Task
Pictures in the records should not be copied, but every other part must be repeated exactly.

(A run of records)
--*--

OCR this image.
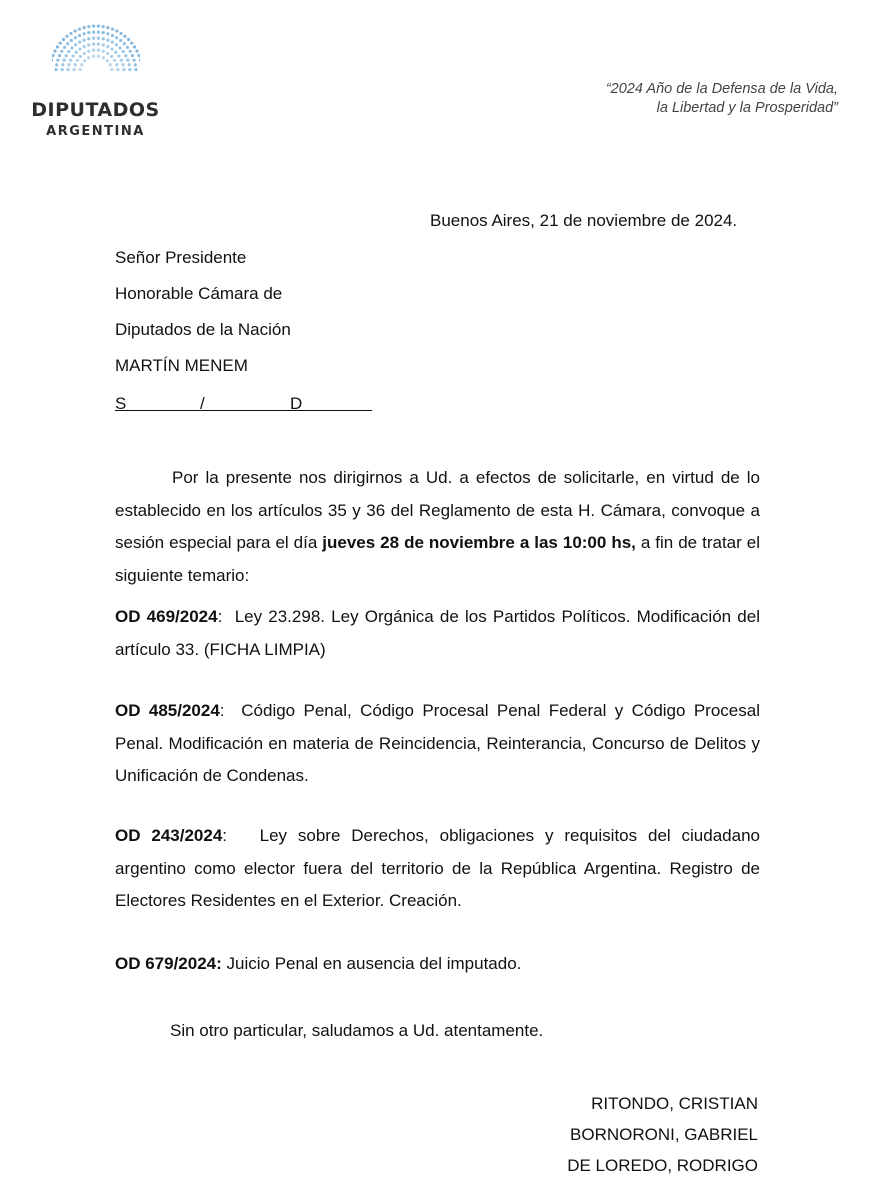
DIPUTADOS
ARGENTINA
“2024 Año de la Defensa de la Vida,
la Libertad y la Prosperidad”
Buenos Aires, 21 de noviembre de 2024.
Señor Presidente
Honorable Cámara de
Diputados de la Nación
MARTÍN MENEM
S	/	D
Por la presente nos dirigirnos a Ud. a efectos de solicitarle, en virtud de lo establecido en los artículos 35 y 36 del Reglamento de esta H. Cámara, convoque a sesión especial para el día jueves 28 de noviembre a las 10:00 hs, a fin de tratar el siguiente temario:
OD 469/2024:  Ley 23.298. Ley Orgánica de los Partidos Políticos. Modificación del artículo 33. (FICHA LIMPIA)
OD 485/2024:  Código Penal, Código Procesal Penal Federal y Código Procesal Penal. Modificación en materia de Reincidencia, Reinterancia, Concurso de Delitos y Unificación de Condenas.
OD 243/2024:   Ley sobre Derechos, obligaciones y requisitos del ciudadano argentino como elector fuera del territorio de la República Argentina. Registro de Electores Residentes en el Exterior. Creación.
OD 679/2024: Juicio Penal en ausencia del imputado.
Sin otro particular, saludamos a Ud. atentamente.
RITONDO, CRISTIAN
BORNORONI, GABRIEL
DE LOREDO, RODRIGO
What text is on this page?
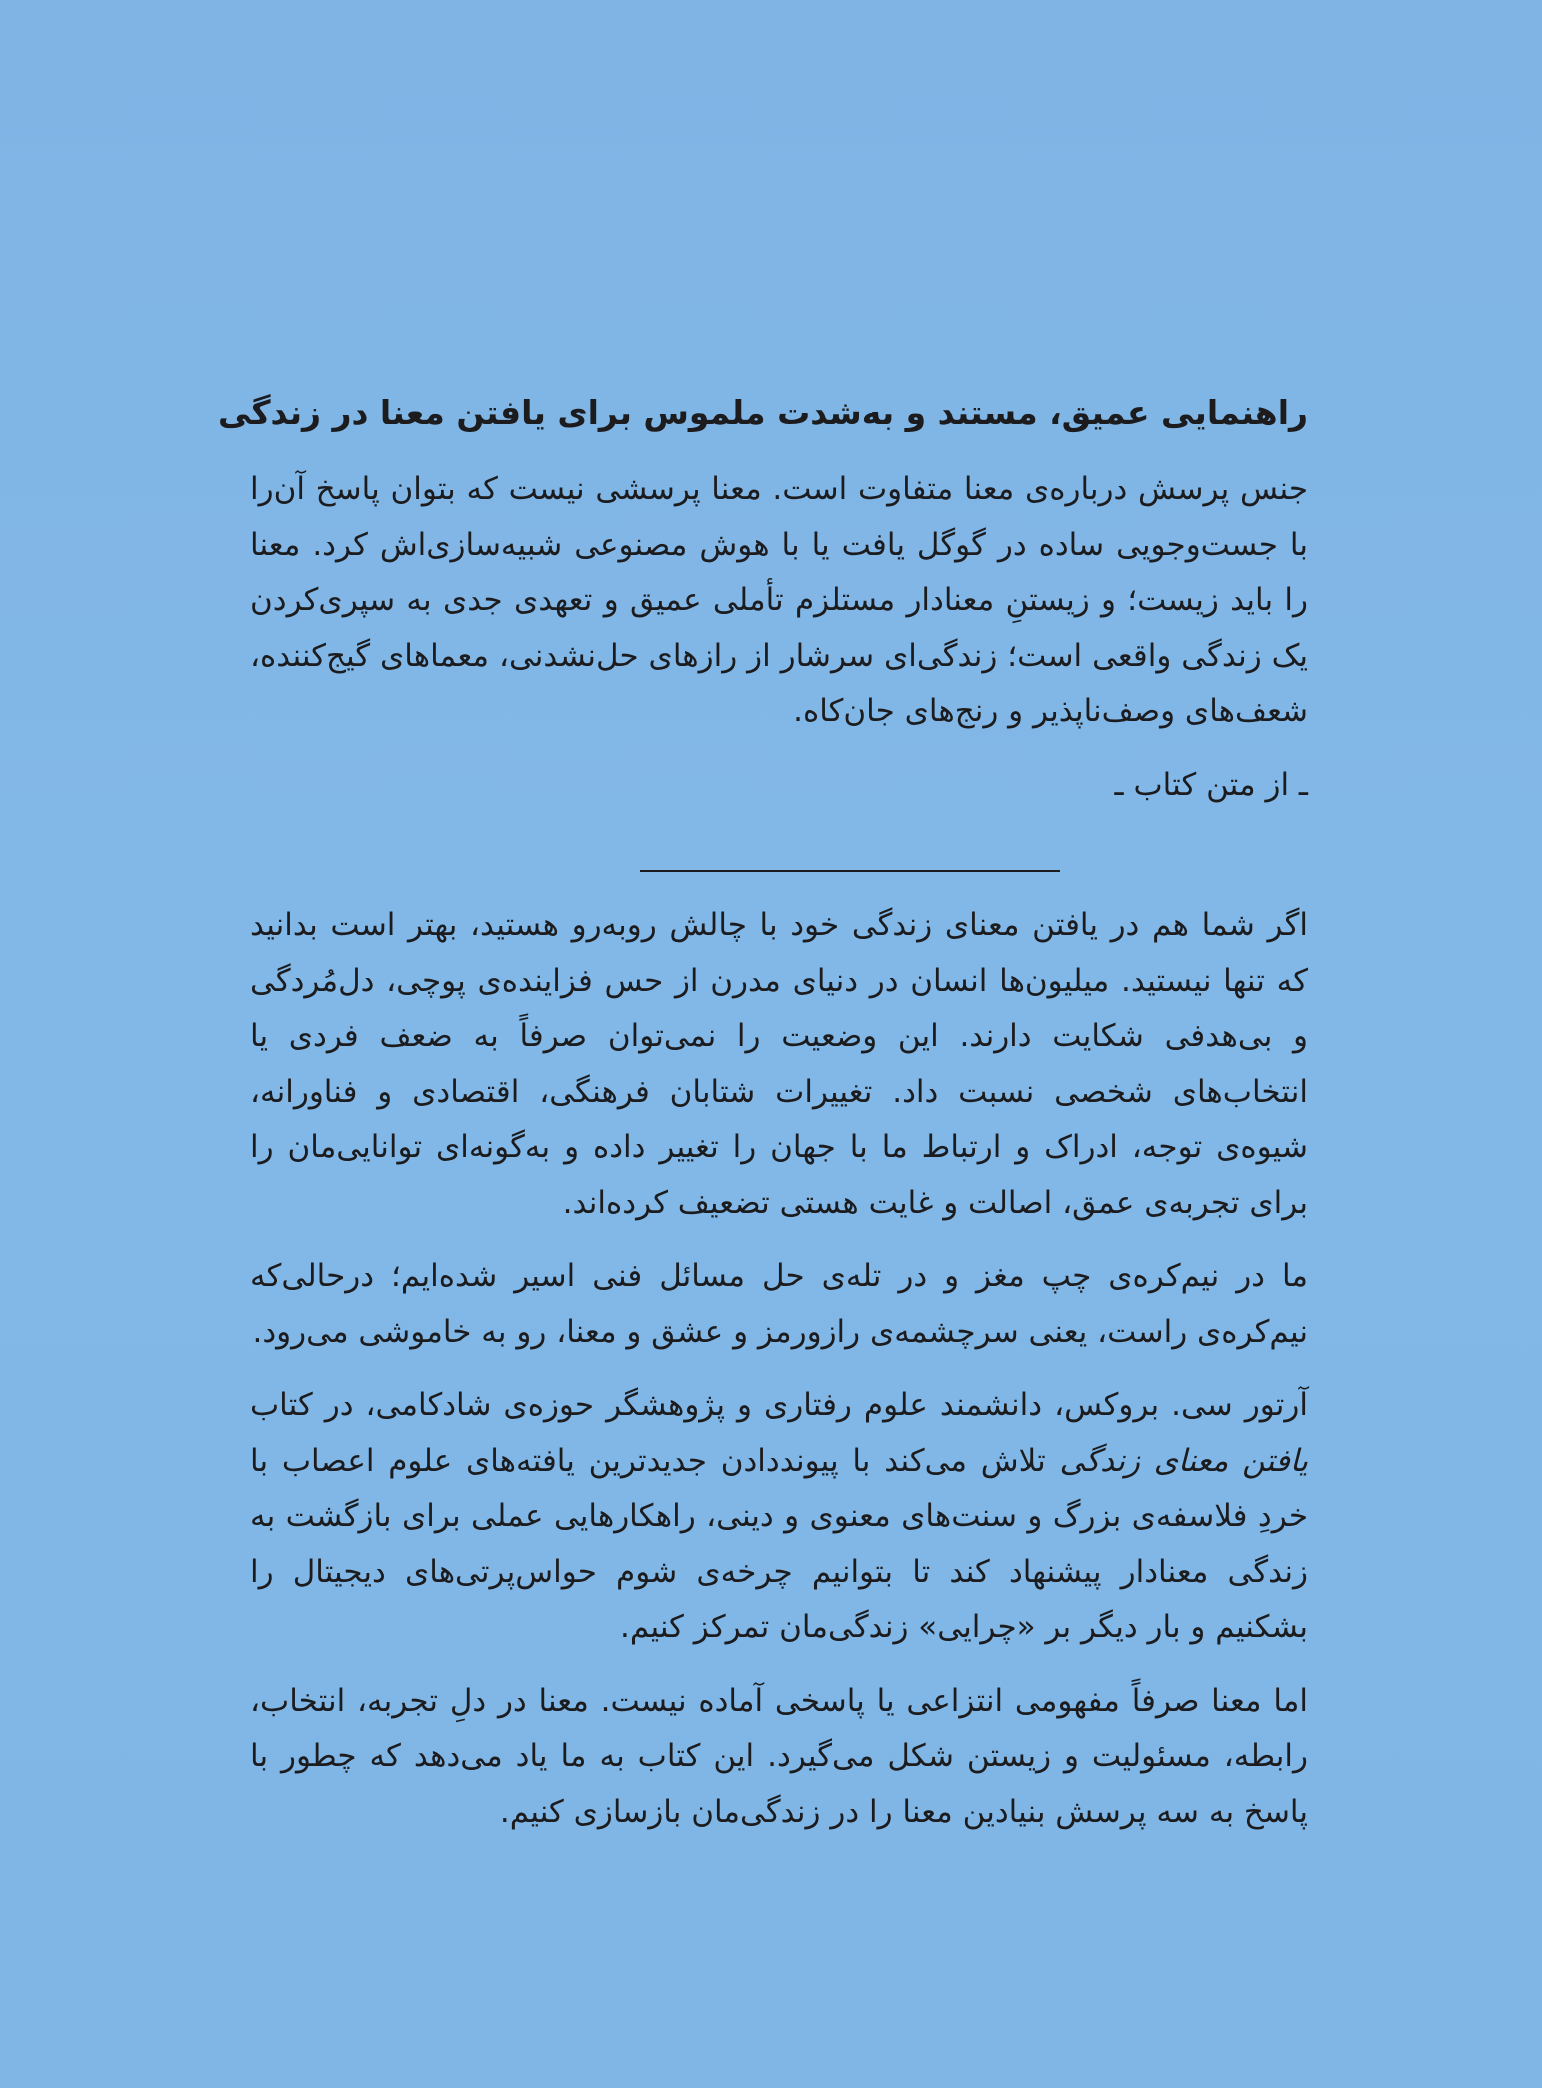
راهنمایی عمیق، مستند و به‌شدت ملموس برای یافتن معنا در زندگی

جنس پرسش درباره‌ی معنا متفاوت است. معنا پرسشی نیست که بتوان پاسخ آن‌را با جست‌وجویی ساده در گوگل یافت یا با هوش مصنوعی شبیه‌سازی‌اش کرد. معنا را باید زیست؛ و زیستنِ معنادار مستلزم تأملی عمیق و تعهدی جدی به سپری‌کردن یک زندگی واقعی است؛ زندگی‌ای سرشار از رازهای حل‌نشدنی، معماهای گیج‌کننده، شعف‌های وصف‌ناپذیر و رنج‌های جان‌کاه.

ـ از متن کتاب ـ

اگر شما هم در یافتن معنای زندگی خود با چالش روبه‌رو هستید، بهتر است بدانید که تنها نیستید. میلیون‌ها انسان در دنیای مدرن از حس فزاینده‌ی پوچی، دل‌مُردگی و بی‌هدفی شکایت دارند. این وضعیت را نمی‌توان صرفاً به ضعف فردی یا انتخاب‌های شخصی نسبت داد. تغییرات شتابان فرهنگی، اقتصادی و فناورانه، شیوه‌ی توجه، ادراک و ارتباط ما با جهان را تغییر داده و به‌گونه‌ای توانایی‌مان را برای تجربه‌ی عمق، اصالت و غایت هستی تضعیف کرده‌اند.

ما در نیم‌کره‌ی چپ مغز و در تله‌ی حل مسائل فنی اسیر شده‌ایم؛ درحالی‌که نیم‌کره‌ی راست، یعنی سرچشمه‌ی رازورمز و عشق و معنا، رو به خاموشی می‌رود.

آرتور سی. بروکس، دانشمند علوم رفتاری و پژوهشگر حوزه‌ی شادکامی، در کتاب یافتن معنای زندگی تلاش می‌کند با پیونددادن جدیدترین یافته‌های علوم اعصاب با خردِ فلاسفه‌ی بزرگ و سنت‌های معنوی و دینی، راهکارهایی عملی برای بازگشت به زندگی معنادار پیشنهاد کند تا بتوانیم چرخه‌ی شوم حواس‌پرتی‌های دیجیتال را بشکنیم و بار دیگر بر «چرایی» زندگی‌مان تمرکز کنیم.

اما معنا صرفاً مفهومی انتزاعی یا پاسخی آماده نیست. معنا در دلِ تجربه، انتخاب، رابطه، مسئولیت و زیستن شکل می‌گیرد. این کتاب به ما یاد می‌دهد که چطور با پاسخ به سه پرسش بنیادین معنا را در زندگی‌مان بازسازی کنیم.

--*--

Solution to this problem
OCR this image.
DIPUTADOS
ARGENTINA
“2024 Año de la Defensa de la Vida,
la Libertad y la Prosperidad”
Buenos Aires, 21 de noviembre de 2024.
Señor Presidente
Honorable Cámara de
Diputados de la Nación
MARTÍN MENEM
S	/	D
Por la presente nos dirigirnos a Ud. a efectos de solicitarle, en virtud de lo establecido en los artículos 35 y 36 del Reglamento de esta H. Cámara, convoque a sesión especial para el día jueves 28 de noviembre a las 10:00 hs, a fin de tratar el siguiente temario:
OD 469/2024:  Ley 23.298. Ley Orgánica de los Partidos Políticos. Modificación del artículo 33. (FICHA LIMPIA)
OD 485/2024:  Código Penal, Código Procesal Penal Federal y Código Procesal Penal. Modificación en materia de Reincidencia, Reinterancia, Concurso de Delitos y Unificación de Condenas.
OD 243/2024:   Ley sobre Derechos, obligaciones y requisitos del ciudadano argentino como elector fuera del territorio de la República Argentina. Registro de Electores Residentes en el Exterior. Creación.
OD 679/2024: Juicio Penal en ausencia del imputado.
Sin otro particular, saludamos a Ud. atentamente.
RITONDO, CRISTIAN
BORNORONI, GABRIEL
DE LOREDO, RODRIGO
What text is on this page?
راهنمایی عمیق، مستند و به‌شدت ملموس برای یافتن معنا در زندگی

جنس پرسش درباره‌ی معنا متفاوت است. معنا پرسشی نیست که بتوان پاسخ آن‌را با جست‌وجویی ساده در گوگل یافت یا با هوش مصنوعی شبیه‌سازی‌اش کرد. معنا را باید زیست؛ و زیستنِ معنادار مستلزم تأملی عمیق و تعهدی جدی به سپری‌کردن یک زندگی واقعی است؛ زندگی‌ای سرشار از رازهای حل‌نشدنی، معماهای گیج‌کننده، شعف‌های وصف‌ناپذیر و رنج‌های جان‌کاه.

ـ از متن کتاب ـ

اگر شما هم در یافتن معنای زندگی خود با چالش روبه‌رو هستید، بهتر است بدانید که تنها نیستید. میلیون‌ها انسان در دنیای مدرن از حس فزاینده‌ی پوچی، دل‌مُردگی و بی‌هدفی شکایت دارند. این وضعیت را نمی‌توان صرفاً به ضعف فردی یا انتخاب‌های شخصی نسبت داد. تغییرات شتابان فرهنگی، اقتصادی و فناورانه، شیوه‌ی توجه، ادراک و ارتباط ما با جهان را تغییر داده و به‌گونه‌ای توانایی‌مان را برای تجربه‌ی عمق، اصالت و غایت هستی تضعیف کرده‌اند.

ما در نیم‌کره‌ی چپ مغز و در تله‌ی حل مسائل فنی اسیر شده‌ایم؛ درحالی‌که نیم‌کره‌ی راست، یعنی سرچشمه‌ی رازورمز و عشق و معنا، رو به خاموشی می‌رود.

آرتور سی. بروکس، دانشمند علوم رفتاری و پژوهشگر حوزه‌ی شادکامی، در کتاب یافتن معنای زندگی تلاش می‌کند با پیونددادن جدیدترین یافته‌های علوم اعصاب با خردِ فلاسفه‌ی بزرگ و سنت‌های معنوی و دینی، راهکارهایی عملی برای بازگشت به زندگی معنادار پیشنهاد کند تا بتوانیم چرخه‌ی شوم حواس‌پرتی‌های دیجیتال را بشکنیم و بار دیگر بر «چرایی» زندگی‌مان تمرکز کنیم.

اما معنا صرفاً مفهومی انتزاعی یا پاسخی آماده نیست. معنا در دلِ تجربه، انتخاب، رابطه، مسئولیت و زیستن شکل می‌گیرد. این کتاب به ما یاد می‌دهد که چطور با پاسخ به سه پرسش بنیادین معنا را در زندگی‌مان بازسازی کنیم.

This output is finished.